Written task: Starting at the line that has "List all visible" and ending after the line that has "list-item (0, 854, 938, 874)", reproduce those lines with "top-left" swapped for "upper-left" and everything else unchanged. Leave the pictures out.

═══ Record set

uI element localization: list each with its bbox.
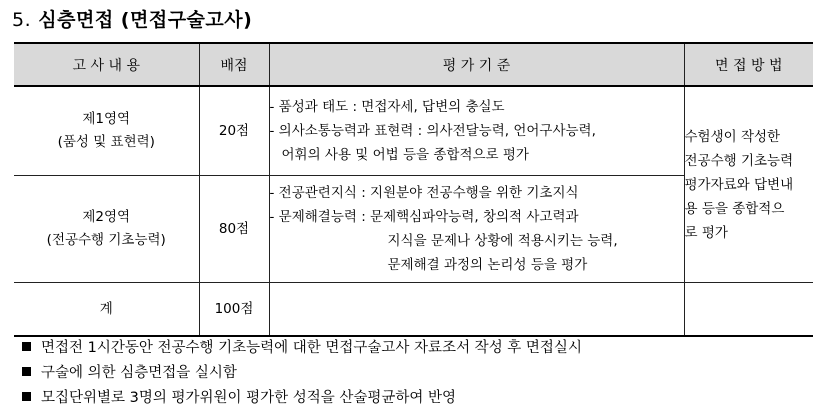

══════
═══ Record set

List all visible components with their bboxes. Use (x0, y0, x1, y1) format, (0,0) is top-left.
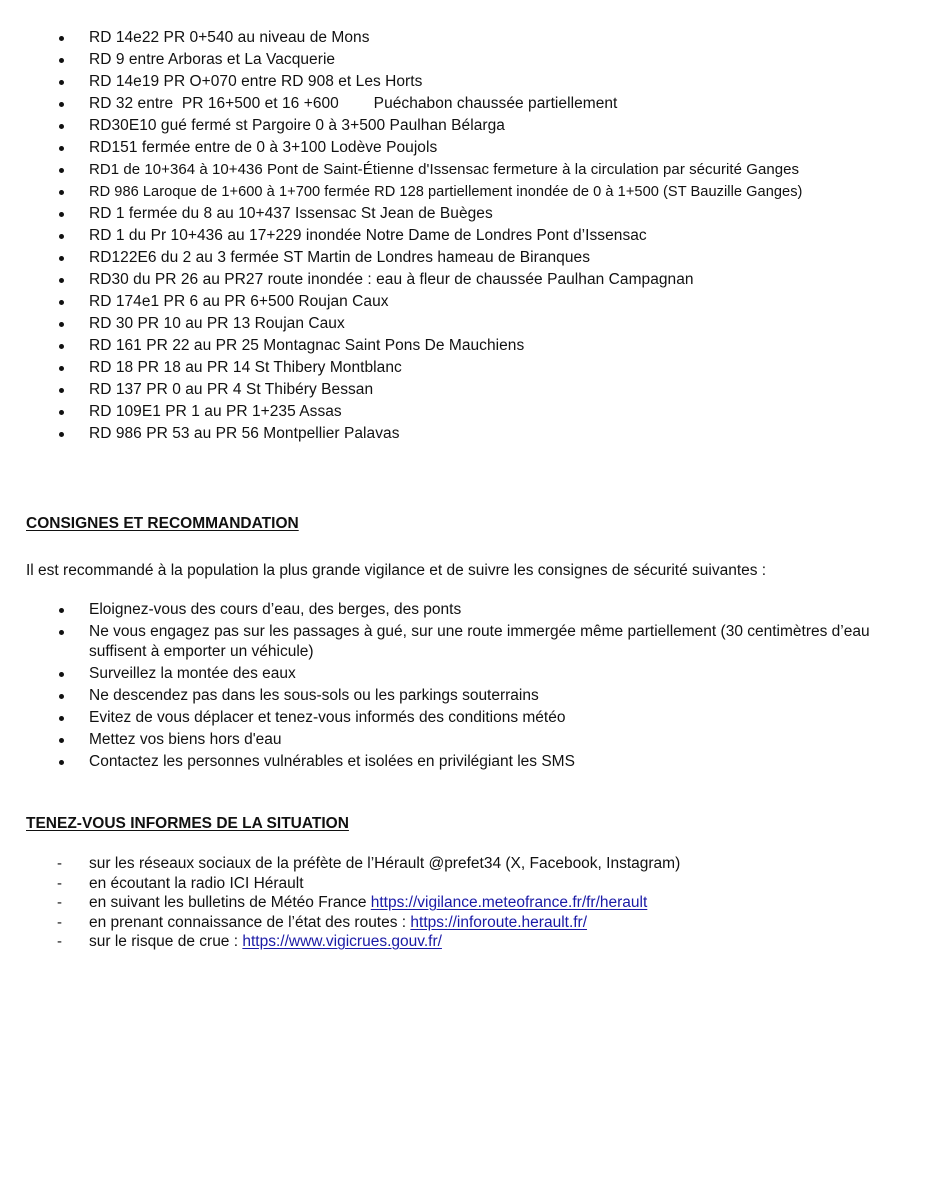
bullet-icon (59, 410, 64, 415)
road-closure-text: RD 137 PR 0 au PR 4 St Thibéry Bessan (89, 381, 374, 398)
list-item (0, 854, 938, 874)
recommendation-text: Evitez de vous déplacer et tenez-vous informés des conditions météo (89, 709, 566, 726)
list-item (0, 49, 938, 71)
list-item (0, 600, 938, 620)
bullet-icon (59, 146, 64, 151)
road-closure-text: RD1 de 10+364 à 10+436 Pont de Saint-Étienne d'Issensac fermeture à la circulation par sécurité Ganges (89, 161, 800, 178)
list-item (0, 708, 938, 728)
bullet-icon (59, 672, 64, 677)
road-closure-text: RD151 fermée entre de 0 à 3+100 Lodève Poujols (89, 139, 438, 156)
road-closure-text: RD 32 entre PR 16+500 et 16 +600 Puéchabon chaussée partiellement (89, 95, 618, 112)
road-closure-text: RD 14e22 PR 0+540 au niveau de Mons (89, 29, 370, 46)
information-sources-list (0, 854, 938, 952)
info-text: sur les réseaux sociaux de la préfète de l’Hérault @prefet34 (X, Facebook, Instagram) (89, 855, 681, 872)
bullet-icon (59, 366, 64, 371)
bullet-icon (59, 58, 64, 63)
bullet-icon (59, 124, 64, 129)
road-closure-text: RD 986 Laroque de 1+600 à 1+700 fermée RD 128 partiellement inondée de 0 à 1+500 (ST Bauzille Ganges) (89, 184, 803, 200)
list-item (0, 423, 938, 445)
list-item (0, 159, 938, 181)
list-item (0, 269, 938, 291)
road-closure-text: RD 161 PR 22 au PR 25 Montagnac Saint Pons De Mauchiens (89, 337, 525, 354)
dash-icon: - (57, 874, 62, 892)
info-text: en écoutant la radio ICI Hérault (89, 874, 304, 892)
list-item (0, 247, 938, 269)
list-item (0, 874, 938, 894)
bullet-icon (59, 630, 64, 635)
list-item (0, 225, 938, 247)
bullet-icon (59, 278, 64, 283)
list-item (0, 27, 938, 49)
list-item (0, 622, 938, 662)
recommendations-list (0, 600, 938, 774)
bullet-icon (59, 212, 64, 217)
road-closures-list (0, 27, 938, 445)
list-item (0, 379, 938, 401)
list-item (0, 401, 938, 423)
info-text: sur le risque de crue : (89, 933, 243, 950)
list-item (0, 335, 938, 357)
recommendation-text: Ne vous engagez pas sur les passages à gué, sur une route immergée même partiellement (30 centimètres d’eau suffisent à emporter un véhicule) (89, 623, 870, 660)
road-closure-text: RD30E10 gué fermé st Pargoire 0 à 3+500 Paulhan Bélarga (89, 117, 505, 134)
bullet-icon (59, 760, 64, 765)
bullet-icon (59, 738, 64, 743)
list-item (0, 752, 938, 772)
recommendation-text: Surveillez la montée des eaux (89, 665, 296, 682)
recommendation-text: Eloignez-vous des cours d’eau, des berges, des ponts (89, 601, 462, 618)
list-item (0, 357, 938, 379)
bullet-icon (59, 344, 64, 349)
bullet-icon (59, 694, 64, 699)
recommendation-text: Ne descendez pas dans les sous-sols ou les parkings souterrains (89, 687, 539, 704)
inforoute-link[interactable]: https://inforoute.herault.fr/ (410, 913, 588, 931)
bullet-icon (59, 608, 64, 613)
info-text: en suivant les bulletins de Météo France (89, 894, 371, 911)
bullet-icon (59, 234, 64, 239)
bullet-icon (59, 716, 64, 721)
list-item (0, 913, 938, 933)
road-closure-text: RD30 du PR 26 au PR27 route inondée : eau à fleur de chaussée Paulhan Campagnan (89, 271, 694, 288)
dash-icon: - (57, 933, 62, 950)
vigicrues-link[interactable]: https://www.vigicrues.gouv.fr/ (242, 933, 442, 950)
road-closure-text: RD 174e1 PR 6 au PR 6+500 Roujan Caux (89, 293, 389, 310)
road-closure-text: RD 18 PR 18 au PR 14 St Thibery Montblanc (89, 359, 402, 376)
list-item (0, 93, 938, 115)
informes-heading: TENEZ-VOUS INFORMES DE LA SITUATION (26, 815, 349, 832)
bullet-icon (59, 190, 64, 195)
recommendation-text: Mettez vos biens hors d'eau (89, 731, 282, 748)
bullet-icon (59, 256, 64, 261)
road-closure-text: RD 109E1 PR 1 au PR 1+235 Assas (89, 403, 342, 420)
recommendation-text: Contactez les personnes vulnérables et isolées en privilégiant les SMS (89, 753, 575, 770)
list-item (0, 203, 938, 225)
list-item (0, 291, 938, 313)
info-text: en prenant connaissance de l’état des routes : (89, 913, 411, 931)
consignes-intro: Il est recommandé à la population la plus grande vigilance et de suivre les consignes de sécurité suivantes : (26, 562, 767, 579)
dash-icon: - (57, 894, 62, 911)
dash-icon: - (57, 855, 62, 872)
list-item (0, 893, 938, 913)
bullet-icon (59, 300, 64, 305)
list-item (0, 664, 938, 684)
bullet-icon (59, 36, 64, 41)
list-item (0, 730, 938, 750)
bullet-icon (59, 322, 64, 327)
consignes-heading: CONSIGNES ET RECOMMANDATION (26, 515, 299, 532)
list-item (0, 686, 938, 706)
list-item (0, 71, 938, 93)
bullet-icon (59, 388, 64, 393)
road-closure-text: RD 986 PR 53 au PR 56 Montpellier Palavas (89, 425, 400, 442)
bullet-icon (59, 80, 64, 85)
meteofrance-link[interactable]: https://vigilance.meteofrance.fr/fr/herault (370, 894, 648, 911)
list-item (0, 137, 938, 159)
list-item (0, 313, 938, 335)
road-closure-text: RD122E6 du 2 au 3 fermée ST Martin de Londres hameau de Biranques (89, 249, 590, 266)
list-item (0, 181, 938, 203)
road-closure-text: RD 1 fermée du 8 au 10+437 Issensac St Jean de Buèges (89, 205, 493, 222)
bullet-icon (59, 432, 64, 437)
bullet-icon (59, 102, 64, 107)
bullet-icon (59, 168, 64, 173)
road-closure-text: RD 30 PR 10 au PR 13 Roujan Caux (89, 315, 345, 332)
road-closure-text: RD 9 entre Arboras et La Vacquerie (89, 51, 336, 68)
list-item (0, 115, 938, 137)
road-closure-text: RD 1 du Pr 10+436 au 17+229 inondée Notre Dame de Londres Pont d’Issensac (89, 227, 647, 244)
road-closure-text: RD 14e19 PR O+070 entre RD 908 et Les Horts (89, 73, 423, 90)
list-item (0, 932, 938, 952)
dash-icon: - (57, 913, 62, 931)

══════

Worked solution:
List all visible components with their bboxes. Use (x0, y0, x1, y1) format, (0,0) is upper-left.
bullet-icon (59, 410, 64, 415)
road-closure-text: RD 137 PR 0 au PR 4 St Thibéry Bessan (89, 381, 374, 398)
list-item (0, 854, 938, 874)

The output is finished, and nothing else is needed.